→ **Task prompt**:
Copy down all of the data underneath, exactly as shown.

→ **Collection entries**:
────────────────

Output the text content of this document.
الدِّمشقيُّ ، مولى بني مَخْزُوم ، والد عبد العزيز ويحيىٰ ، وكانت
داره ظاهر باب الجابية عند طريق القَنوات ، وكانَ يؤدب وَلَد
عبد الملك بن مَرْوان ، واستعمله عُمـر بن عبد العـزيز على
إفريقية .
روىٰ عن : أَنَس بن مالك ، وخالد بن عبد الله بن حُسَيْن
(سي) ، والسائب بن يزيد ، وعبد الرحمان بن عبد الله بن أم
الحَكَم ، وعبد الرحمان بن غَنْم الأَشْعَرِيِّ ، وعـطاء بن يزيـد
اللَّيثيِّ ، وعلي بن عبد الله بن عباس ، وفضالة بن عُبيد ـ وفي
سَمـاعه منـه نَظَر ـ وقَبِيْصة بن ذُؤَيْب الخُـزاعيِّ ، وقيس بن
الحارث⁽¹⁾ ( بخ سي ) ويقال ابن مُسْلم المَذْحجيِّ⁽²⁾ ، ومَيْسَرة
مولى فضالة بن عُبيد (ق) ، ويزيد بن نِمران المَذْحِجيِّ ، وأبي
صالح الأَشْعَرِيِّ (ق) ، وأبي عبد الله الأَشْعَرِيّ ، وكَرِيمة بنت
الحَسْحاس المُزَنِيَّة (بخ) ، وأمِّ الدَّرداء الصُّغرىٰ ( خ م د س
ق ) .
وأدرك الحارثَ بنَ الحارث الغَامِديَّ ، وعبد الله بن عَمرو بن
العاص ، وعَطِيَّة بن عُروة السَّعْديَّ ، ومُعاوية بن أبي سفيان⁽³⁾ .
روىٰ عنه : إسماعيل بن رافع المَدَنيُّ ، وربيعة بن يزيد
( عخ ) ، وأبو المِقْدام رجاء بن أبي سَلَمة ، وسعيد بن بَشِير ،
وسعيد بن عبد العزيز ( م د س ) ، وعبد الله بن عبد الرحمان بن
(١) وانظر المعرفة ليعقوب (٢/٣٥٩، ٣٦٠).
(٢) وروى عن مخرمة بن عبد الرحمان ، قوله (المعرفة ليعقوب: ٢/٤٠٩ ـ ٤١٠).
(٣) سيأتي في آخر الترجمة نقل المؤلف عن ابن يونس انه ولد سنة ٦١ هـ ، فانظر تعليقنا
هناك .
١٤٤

────────────────

→ **Answer for the task**:
Output the text content of this document.
الدِّمشقيُّ ، مولى بني مَخْزُوم ، والد عبد العزيز ويحيىٰ ، وكانت
داره ظاهر باب الجابية عند طريق القَنوات ، وكانَ يؤدب وَلَد
عبد الملك بن مَرْوان ، واستعمله عُمـر بن عبد العـزيز على
إفريقية .
روىٰ عن : أَنَس بن مالك ، وخالد بن عبد الله بن حُسَيْن
(سي) ، والسائب بن يزيد ، وعبد الرحمان بن عبد الله بن أم
الحَكَم ، وعبد الرحمان بن غَنْم الأَشْعَرِيِّ ، وعـطاء بن يزيـد
اللَّيثيِّ ، وعلي بن عبد الله بن عباس ، وفضالة بن عُبيد ـ وفي
سَمـاعه منـه نَظَر ـ وقَبِيْصة بن ذُؤَيْب الخُـزاعيِّ ، وقيس بن
الحارث⁽¹⁾ ( بخ سي ) ويقال ابن مُسْلم المَذْحجيِّ⁽²⁾ ، ومَيْسَرة
مولى فضالة بن عُبيد (ق) ، ويزيد بن نِمران المَذْحِجيِّ ، وأبي
صالح الأَشْعَرِيِّ (ق) ، وأبي عبد الله الأَشْعَرِيّ ، وكَرِيمة بنت
الحَسْحاس المُزَنِيَّة (بخ) ، وأمِّ الدَّرداء الصُّغرىٰ ( خ م د س
ق ) .
وأدرك الحارثَ بنَ الحارث الغَامِديَّ ، وعبد الله بن عَمرو بن
العاص ، وعَطِيَّة بن عُروة السَّعْديَّ ، ومُعاوية بن أبي سفيان⁽³⁾ .
روىٰ عنه : إسماعيل بن رافع المَدَنيُّ ، وربيعة بن يزيد
( عخ ) ، وأبو المِقْدام رجاء بن أبي سَلَمة ، وسعيد بن بَشِير ،
وسعيد بن عبد العزيز ( م د س ) ، وعبد الله بن عبد الرحمان بن
(١) وانظر المعرفة ليعقوب (٢/٣٥٩، ٣٦٠).
(٢) وروى عن مخرمة بن عبد الرحمان ، قوله (المعرفة ليعقوب: ٢/٤٠٩ ـ ٤١٠).
(٣) سيأتي في آخر الترجمة نقل المؤلف عن ابن يونس انه ولد سنة ٦١ هـ ، فانظر تعليقنا
هناك .
١٤٤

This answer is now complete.